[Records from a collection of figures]
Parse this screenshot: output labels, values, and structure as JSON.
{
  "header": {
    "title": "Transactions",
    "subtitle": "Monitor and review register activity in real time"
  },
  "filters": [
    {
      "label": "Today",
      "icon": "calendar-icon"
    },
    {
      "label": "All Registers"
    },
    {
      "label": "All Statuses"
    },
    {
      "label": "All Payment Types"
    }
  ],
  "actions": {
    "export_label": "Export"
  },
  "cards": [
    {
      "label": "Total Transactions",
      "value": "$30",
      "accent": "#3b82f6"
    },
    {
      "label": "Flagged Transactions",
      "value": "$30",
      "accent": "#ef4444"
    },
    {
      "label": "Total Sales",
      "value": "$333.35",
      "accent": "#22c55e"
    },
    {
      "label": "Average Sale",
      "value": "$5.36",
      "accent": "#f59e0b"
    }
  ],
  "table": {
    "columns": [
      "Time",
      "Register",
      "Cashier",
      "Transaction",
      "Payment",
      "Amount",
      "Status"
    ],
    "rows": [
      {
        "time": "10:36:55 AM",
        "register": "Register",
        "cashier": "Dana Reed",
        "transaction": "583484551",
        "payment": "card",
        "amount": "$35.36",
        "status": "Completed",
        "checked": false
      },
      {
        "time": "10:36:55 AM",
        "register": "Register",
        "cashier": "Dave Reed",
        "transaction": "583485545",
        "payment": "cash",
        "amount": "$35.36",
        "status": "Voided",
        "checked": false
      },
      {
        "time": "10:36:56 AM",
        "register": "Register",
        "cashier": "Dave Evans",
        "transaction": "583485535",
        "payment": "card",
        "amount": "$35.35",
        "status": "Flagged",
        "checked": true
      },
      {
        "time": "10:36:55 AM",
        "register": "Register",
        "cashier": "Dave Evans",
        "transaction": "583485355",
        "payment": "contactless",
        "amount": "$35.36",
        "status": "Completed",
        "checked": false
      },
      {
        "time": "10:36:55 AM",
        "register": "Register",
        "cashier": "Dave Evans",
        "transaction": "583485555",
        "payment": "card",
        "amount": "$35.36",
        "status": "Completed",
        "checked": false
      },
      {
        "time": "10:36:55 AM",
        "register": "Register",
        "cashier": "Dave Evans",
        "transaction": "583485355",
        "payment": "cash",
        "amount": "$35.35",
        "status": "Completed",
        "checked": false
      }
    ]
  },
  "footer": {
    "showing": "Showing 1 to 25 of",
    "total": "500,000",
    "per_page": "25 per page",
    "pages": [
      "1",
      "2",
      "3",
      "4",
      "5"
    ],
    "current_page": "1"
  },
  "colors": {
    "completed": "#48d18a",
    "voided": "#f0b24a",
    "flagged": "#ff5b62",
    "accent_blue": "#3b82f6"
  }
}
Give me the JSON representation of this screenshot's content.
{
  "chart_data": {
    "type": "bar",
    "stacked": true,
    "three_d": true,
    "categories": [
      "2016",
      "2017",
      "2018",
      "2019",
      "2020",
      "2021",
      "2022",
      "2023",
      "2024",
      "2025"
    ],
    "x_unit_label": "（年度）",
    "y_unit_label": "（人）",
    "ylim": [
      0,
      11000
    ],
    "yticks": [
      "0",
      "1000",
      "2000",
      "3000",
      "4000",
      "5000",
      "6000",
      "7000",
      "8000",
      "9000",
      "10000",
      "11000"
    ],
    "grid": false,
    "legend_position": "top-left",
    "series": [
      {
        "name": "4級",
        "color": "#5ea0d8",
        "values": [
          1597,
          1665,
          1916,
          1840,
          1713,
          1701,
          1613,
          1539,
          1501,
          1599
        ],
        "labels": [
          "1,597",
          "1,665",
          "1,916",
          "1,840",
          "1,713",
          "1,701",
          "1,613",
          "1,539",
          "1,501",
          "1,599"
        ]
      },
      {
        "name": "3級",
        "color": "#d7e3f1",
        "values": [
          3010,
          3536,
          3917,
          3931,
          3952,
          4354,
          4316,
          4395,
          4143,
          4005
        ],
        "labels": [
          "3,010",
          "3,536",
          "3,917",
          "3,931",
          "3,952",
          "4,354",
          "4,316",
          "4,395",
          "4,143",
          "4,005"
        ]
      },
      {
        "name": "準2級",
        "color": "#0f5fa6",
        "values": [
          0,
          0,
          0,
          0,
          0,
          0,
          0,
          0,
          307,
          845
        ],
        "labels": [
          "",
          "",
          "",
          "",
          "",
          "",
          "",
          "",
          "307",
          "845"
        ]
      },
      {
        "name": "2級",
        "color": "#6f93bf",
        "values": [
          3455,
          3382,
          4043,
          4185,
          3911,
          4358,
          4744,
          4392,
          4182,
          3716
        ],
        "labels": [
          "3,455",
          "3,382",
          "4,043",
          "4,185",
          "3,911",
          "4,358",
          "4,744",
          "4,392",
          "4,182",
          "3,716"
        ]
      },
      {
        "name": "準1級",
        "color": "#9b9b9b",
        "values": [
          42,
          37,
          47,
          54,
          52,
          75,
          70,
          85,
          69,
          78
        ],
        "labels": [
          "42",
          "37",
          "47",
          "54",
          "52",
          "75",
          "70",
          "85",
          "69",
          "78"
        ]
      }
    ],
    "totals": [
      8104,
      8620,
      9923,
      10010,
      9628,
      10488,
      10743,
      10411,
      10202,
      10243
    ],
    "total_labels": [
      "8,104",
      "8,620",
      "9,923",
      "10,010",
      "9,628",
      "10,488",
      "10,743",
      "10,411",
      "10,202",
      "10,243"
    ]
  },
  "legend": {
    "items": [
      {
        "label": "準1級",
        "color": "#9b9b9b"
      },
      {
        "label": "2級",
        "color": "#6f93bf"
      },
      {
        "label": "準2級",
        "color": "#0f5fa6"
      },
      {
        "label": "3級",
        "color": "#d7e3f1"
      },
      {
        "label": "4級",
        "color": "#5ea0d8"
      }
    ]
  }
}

> Direction: Please output the entire listing exactly as it stands.

> Output:
Parse this screenshot: output labels, values, and structure as JSON.
{
  "header": {
    "title": "Transactions",
    "subtitle": "Monitor and review register activity in real time"
  },
  "filters": [
    {
      "label": "Today",
      "icon": "calendar-icon"
    },
    {
      "label": "All Registers"
    },
    {
      "label": "All Statuses"
    },
    {
      "label": "All Payment Types"
    }
  ],
  "actions": {
    "export_label": "Export"
  },
  "cards": [
    {
      "label": "Total Transactions",
      "value": "$30",
      "accent": "#3b82f6"
    },
    {
      "label": "Flagged Transactions",
      "value": "$30",
      "accent": "#ef4444"
    },
    {
      "label": "Total Sales",
      "value": "$333.35",
      "accent": "#22c55e"
    },
    {
      "label": "Average Sale",
      "value": "$5.36",
      "accent": "#f59e0b"
    }
  ],
  "table": {
    "columns": [
      "Time",
      "Register",
      "Cashier",
      "Transaction",
      "Payment",
      "Amount",
      "Status"
    ],
    "rows": [
      {
        "time": "10:36:55 AM",
        "register": "Register",
        "cashier": "Dana Reed",
        "transaction": "583484551",
        "payment": "card",
        "amount": "$35.36",
        "status": "Completed",
        "checked": false
      },
      {
        "time": "10:36:55 AM",
        "register": "Register",
        "cashier": "Dave Reed",
        "transaction": "583485545",
        "payment": "cash",
        "amount": "$35.36",
        "status": "Voided",
        "checked": false
      },
      {
        "time": "10:36:56 AM",
        "register": "Register",
        "cashier": "Dave Evans",
        "transaction": "583485535",
        "payment": "card",
        "amount": "$35.35",
        "status": "Flagged",
        "checked": true
      },
      {
        "time": "10:36:55 AM",
        "register": "Register",
        "cashier": "Dave Evans",
        "transaction": "583485355",
        "payment": "contactless",
        "amount": "$35.36",
        "status": "Completed",
        "checked": false
      },
      {
        "time": "10:36:55 AM",
        "register": "Register",
        "cashier": "Dave Evans",
        "transaction": "583485555",
        "payment": "card",
        "amount": "$35.36",
        "status": "Completed",
        "checked": false
      },
      {
        "time": "10:36:55 AM",
        "register": "Register",
        "cashier": "Dave Evans",
        "transaction": "583485355",
        "payment": "cash",
        "amount": "$35.35",
        "status": "Completed",
        "checked": false
      }
    ]
  },
  "footer": {
    "showing": "Showing 1 to 25 of",
    "total": "500,000",
    "per_page": "25 per page",
    "pages": [
      "1",
      "2",
      "3",
      "4",
      "5"
    ],
    "current_page": "1"
  },
  "colors": {
    "completed": "#48d18a",
    "voided": "#f0b24a",
    "flagged": "#ff5b62",
    "accent_blue": "#3b82f6"
  }
}
Give me the JSON representation of this screenshot's content.
{
  "chart_data": {
    "type": "bar",
    "stacked": true,
    "three_d": true,
    "categories": [
      "2016",
      "2017",
      "2018",
      "2019",
      "2020",
      "2021",
      "2022",
      "2023",
      "2024",
      "2025"
    ],
    "x_unit_label": "（年度）",
    "y_unit_label": "（人）",
    "ylim": [
      0,
      11000
    ],
    "yticks": [
      "0",
      "1000",
      "2000",
      "3000",
      "4000",
      "5000",
      "6000",
      "7000",
      "8000",
      "9000",
      "10000",
      "11000"
    ],
    "grid": false,
    "legend_position": "top-left",
    "series": [
      {
        "name": "4級",
        "color": "#5ea0d8",
        "values": [
          1597,
          1665,
          1916,
          1840,
          1713,
          1701,
          1613,
          1539,
          1501,
          1599
        ],
        "labels": [
          "1,597",
          "1,665",
          "1,916",
          "1,840",
          "1,713",
          "1,701",
          "1,613",
          "1,539",
          "1,501",
          "1,599"
        ]
      },
      {
        "name": "3級",
        "color": "#d7e3f1",
        "values": [
          3010,
          3536,
          3917,
          3931,
          3952,
          4354,
          4316,
          4395,
          4143,
          4005
        ],
        "labels": [
          "3,010",
          "3,536",
          "3,917",
          "3,931",
          "3,952",
          "4,354",
          "4,316",
          "4,395",
          "4,143",
          "4,005"
        ]
      },
      {
        "name": "準2級",
        "color": "#0f5fa6",
        "values": [
          0,
          0,
          0,
          0,
          0,
          0,
          0,
          0,
          307,
          845
        ],
        "labels": [
          "",
          "",
          "",
          "",
          "",
          "",
          "",
          "",
          "307",
          "845"
        ]
      },
      {
        "name": "2級",
        "color": "#6f93bf",
        "values": [
          3455,
          3382,
          4043,
          4185,
          3911,
          4358,
          4744,
          4392,
          4182,
          3716
        ],
        "labels": [
          "3,455",
          "3,382",
          "4,043",
          "4,185",
          "3,911",
          "4,358",
          "4,744",
          "4,392",
          "4,182",
          "3,716"
        ]
      },
      {
        "name": "準1級",
        "color": "#9b9b9b",
        "values": [
          42,
          37,
          47,
          54,
          52,
          75,
          70,
          85,
          69,
          78
        ],
        "labels": [
          "42",
          "37",
          "47",
          "54",
          "52",
          "75",
          "70",
          "85",
          "69",
          "78"
        ]
      }
    ],
    "totals": [
      8104,
      8620,
      9923,
      10010,
      9628,
      10488,
      10743,
      10411,
      10202,
      10243
    ],
    "total_labels": [
      "8,104",
      "8,620",
      "9,923",
      "10,010",
      "9,628",
      "10,488",
      "10,743",
      "10,411",
      "10,202",
      "10,243"
    ]
  },
  "legend": {
    "items": [
      {
        "label": "準1級",
        "color": "#9b9b9b"
      },
      {
        "label": "2級",
        "color": "#6f93bf"
      },
      {
        "label": "準2級",
        "color": "#0f5fa6"
      },
      {
        "label": "3級",
        "color": "#d7e3f1"
      },
      {
        "label": "4級",
        "color": "#5ea0d8"
      }
    ]
  }
}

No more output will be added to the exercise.